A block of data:

════════════════════

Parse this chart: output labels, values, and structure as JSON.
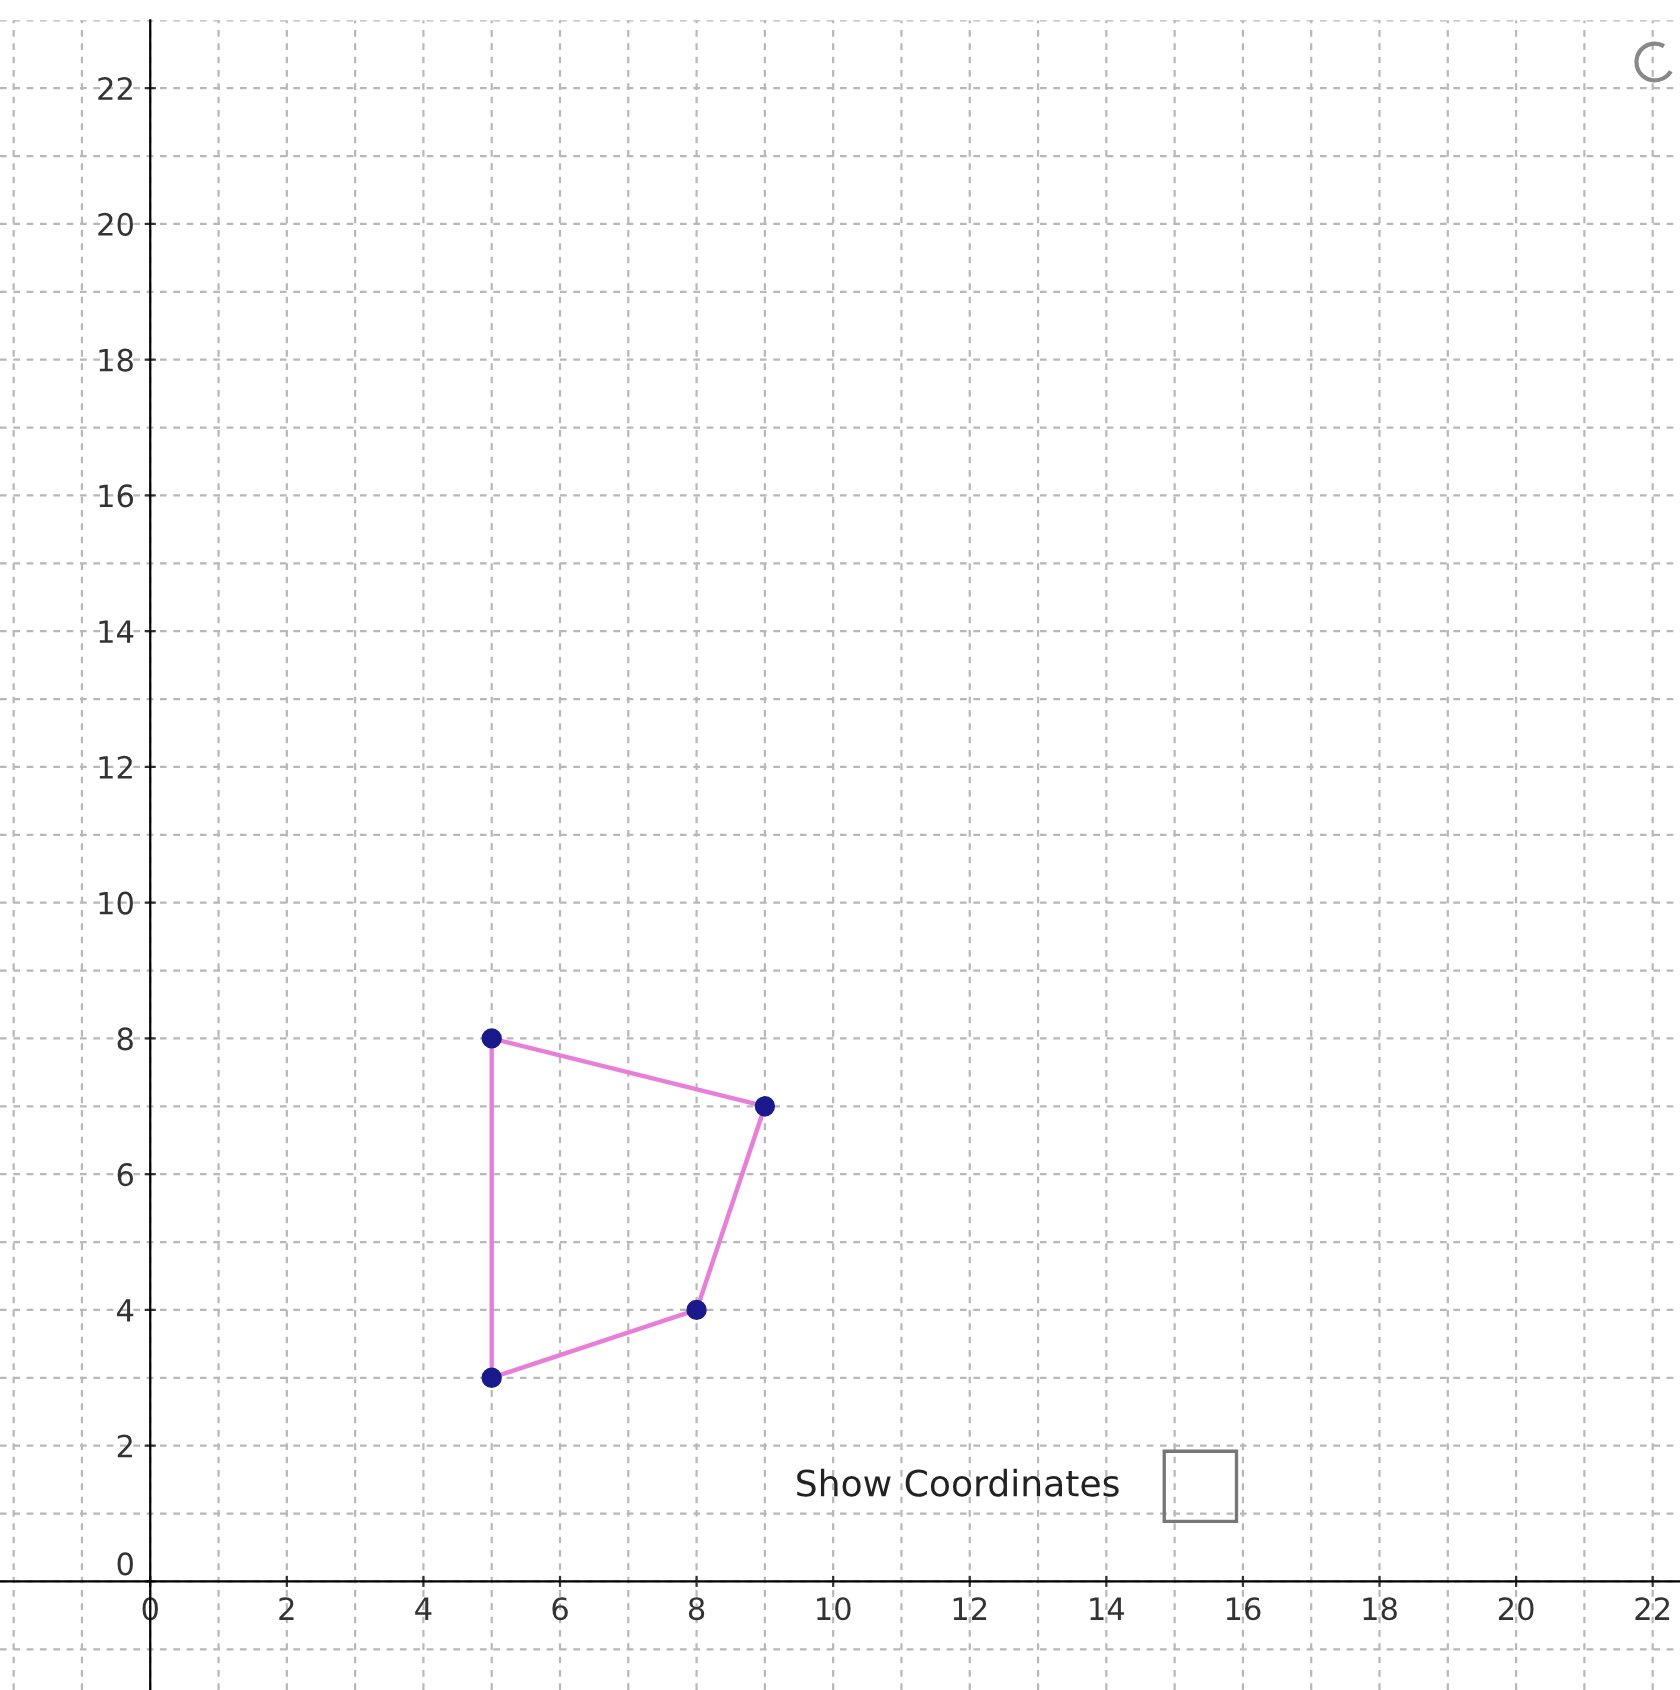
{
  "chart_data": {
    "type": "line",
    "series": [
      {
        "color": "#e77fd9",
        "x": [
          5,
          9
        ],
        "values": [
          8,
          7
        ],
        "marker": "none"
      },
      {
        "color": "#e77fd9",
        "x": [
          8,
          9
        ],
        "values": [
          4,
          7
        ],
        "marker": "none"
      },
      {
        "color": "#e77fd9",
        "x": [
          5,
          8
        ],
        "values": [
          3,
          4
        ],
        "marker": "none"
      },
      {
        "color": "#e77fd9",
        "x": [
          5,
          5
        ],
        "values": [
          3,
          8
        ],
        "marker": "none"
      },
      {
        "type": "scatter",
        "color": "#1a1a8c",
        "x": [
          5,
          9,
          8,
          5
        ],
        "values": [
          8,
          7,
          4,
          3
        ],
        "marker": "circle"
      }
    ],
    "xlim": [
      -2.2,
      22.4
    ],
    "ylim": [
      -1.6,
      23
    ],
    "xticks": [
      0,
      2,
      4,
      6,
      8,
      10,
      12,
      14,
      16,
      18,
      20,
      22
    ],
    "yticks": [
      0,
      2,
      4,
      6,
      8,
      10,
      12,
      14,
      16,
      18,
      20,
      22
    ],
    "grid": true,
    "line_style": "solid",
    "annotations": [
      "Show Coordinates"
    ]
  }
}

════════════════════

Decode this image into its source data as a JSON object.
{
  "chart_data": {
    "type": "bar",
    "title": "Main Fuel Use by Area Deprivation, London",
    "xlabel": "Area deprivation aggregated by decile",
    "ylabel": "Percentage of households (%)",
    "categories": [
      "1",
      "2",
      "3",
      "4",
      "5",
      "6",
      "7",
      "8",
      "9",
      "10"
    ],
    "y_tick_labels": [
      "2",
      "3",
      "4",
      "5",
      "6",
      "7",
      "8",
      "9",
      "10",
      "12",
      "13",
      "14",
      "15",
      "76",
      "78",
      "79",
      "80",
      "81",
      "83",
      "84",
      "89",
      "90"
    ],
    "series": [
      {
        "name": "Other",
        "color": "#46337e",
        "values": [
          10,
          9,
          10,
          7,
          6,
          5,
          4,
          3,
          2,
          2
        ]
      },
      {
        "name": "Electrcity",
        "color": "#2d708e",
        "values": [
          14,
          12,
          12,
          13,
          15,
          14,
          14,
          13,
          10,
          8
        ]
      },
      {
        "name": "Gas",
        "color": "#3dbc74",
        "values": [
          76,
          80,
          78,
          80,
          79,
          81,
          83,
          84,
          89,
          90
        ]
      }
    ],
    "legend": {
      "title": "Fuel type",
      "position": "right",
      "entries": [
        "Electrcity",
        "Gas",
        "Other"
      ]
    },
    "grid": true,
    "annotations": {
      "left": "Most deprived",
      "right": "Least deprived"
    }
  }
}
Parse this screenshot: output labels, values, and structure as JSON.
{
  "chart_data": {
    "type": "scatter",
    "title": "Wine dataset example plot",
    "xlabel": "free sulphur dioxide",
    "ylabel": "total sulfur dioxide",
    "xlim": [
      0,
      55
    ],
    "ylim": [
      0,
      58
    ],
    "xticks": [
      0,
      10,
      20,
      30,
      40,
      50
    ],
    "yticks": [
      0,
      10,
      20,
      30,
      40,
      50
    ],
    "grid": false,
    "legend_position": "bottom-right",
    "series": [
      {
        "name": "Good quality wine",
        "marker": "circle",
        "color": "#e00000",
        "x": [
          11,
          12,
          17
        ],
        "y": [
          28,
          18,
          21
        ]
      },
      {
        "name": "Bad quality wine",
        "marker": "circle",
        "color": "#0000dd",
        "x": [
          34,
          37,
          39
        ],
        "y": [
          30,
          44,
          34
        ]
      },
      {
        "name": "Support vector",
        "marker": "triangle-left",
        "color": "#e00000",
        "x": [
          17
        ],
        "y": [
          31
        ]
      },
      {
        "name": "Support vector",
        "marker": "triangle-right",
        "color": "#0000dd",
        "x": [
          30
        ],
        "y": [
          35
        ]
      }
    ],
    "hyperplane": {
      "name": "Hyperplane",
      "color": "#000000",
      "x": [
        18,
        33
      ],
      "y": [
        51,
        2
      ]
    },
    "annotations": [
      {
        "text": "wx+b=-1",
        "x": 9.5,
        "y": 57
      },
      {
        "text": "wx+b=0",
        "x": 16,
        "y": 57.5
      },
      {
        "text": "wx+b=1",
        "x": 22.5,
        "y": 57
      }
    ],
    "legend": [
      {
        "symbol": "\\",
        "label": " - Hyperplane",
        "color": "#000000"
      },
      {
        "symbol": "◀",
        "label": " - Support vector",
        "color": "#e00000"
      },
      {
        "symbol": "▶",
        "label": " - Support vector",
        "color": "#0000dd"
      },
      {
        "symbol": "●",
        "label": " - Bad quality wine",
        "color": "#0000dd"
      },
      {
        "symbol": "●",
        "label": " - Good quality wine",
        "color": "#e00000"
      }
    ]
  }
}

════════════════════

[Given instruction] Write out every line from the entries where "right" appears.

[Correct output]
      "position": "right",
      "right": "Least deprived"
    "legend_position": "bottom-right",
        "marker": "triangle-right",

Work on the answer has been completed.